### AIM OF THE TASK
Tally the lines that contain the string "JSON" and give the number by itself.

* begin SUPPLIED MATERIAL *

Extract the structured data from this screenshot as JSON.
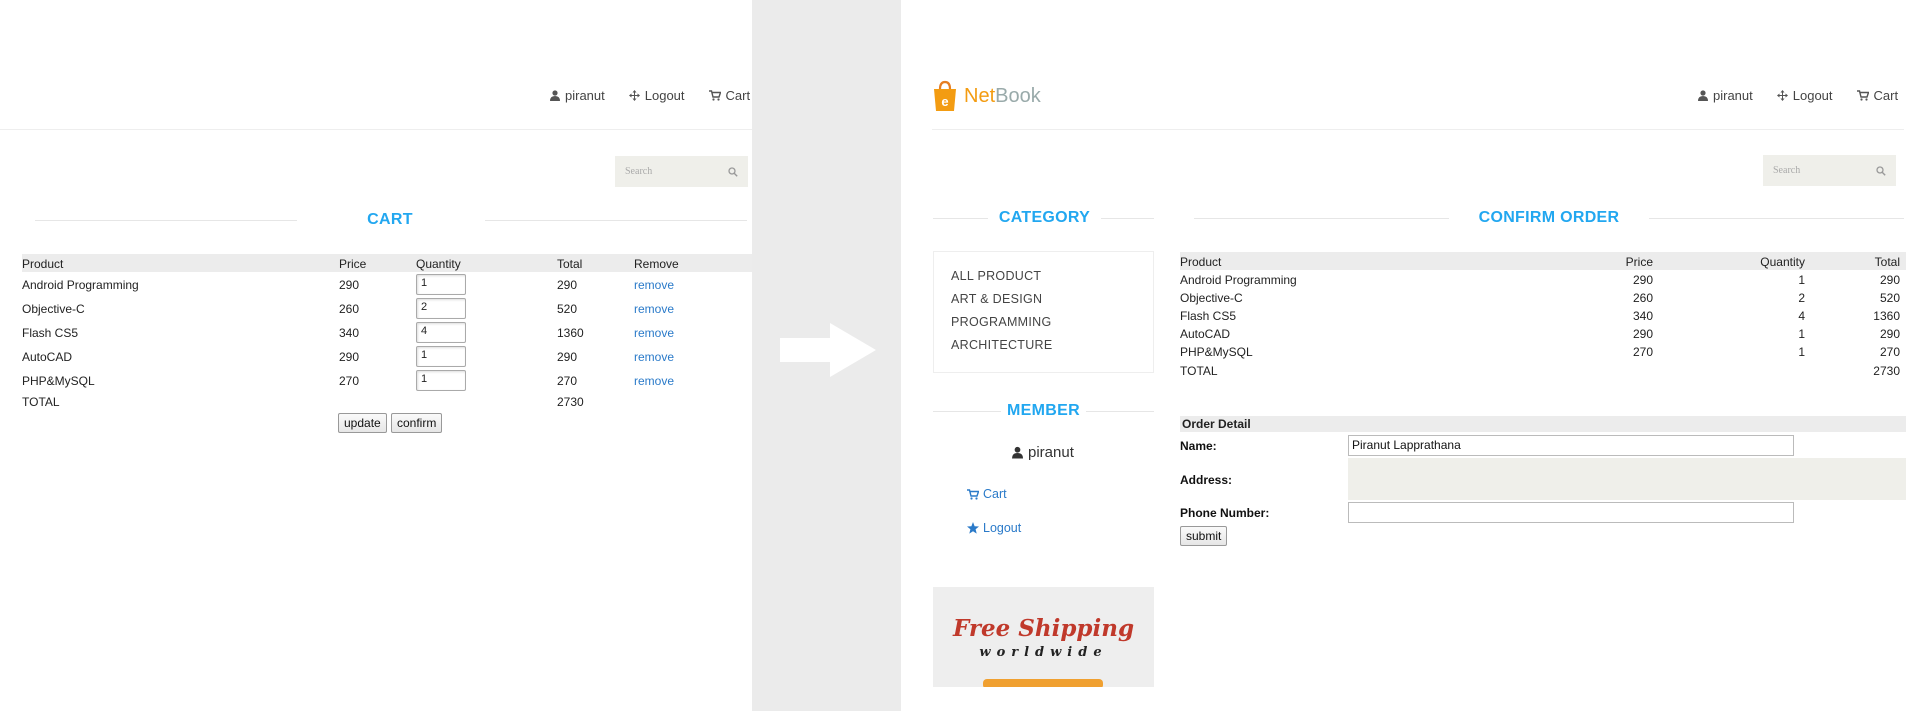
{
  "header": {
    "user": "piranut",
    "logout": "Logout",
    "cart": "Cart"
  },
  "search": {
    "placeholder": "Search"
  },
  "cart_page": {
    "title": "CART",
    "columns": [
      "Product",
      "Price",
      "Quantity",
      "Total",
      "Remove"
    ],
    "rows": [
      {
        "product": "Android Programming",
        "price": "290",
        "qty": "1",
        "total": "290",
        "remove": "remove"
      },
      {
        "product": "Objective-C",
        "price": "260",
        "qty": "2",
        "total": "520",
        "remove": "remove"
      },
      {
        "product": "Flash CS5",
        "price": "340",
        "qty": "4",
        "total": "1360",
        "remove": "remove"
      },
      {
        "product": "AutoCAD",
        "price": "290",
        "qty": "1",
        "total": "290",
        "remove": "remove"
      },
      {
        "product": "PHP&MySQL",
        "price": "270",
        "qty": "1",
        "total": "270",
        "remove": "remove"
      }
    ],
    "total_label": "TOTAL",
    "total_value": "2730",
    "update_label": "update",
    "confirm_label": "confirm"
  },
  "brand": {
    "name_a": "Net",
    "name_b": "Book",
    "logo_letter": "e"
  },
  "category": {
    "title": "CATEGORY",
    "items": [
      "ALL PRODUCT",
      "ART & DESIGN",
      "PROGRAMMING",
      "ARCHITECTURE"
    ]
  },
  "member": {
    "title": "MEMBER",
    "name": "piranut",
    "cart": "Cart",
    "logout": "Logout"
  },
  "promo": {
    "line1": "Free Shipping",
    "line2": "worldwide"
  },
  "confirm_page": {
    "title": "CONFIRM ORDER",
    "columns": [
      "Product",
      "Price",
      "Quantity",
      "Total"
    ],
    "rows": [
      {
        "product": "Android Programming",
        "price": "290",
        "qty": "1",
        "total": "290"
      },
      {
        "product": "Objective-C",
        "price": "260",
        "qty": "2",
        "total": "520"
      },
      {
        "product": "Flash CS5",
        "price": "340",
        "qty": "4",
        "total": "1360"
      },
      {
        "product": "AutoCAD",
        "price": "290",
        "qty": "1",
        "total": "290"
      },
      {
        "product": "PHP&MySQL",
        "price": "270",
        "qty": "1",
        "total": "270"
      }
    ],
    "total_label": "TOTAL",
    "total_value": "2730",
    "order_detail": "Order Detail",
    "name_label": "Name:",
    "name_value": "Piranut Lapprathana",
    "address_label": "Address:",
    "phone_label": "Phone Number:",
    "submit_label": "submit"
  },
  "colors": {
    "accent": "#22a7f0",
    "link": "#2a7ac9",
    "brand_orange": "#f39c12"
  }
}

* end SUPPLIED MATERIAL *
* begin SUPPLIED MATERIAL *

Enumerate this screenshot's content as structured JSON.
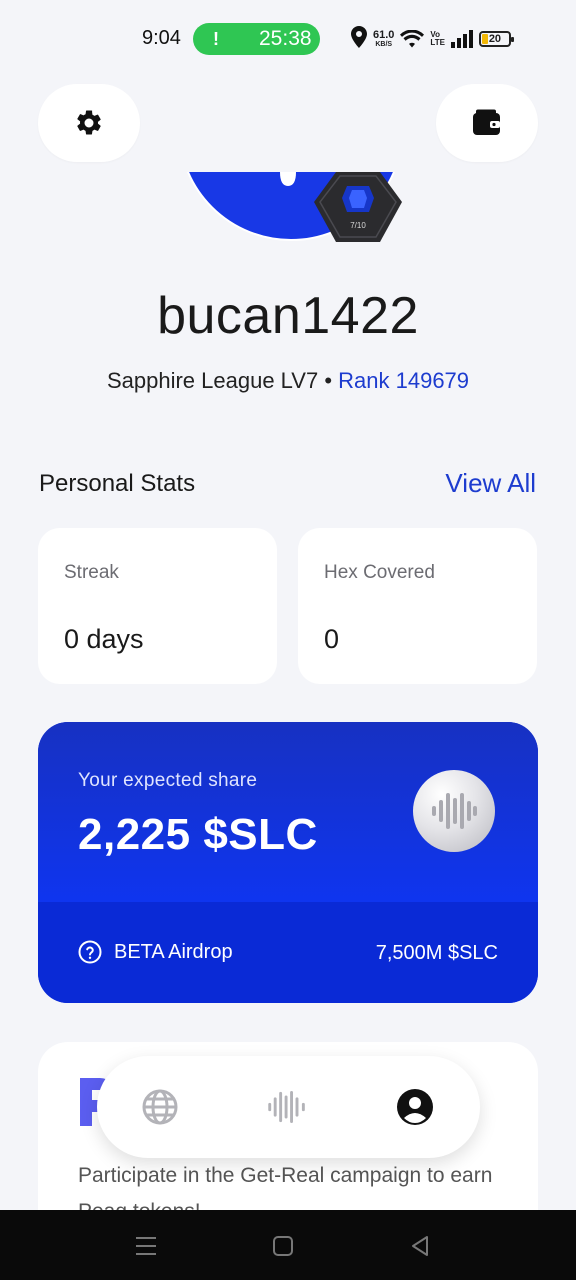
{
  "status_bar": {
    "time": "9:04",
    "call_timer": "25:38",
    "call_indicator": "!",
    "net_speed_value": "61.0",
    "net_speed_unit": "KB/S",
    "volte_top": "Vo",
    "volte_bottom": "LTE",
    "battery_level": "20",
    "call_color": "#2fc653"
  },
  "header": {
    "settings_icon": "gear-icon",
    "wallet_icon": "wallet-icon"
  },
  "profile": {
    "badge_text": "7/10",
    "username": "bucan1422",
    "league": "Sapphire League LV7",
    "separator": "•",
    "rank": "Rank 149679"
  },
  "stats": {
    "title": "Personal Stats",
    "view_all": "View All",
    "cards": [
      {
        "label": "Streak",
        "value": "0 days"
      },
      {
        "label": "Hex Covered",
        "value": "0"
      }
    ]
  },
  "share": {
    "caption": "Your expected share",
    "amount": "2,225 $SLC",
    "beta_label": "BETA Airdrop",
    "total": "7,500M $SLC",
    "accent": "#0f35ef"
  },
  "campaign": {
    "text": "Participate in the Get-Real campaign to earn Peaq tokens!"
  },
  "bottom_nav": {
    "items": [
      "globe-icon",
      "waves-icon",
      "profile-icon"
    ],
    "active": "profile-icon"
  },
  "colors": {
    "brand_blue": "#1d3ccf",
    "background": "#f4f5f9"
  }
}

* end SUPPLIED MATERIAL *

### SOLUTION TO THIS PROBLEM
2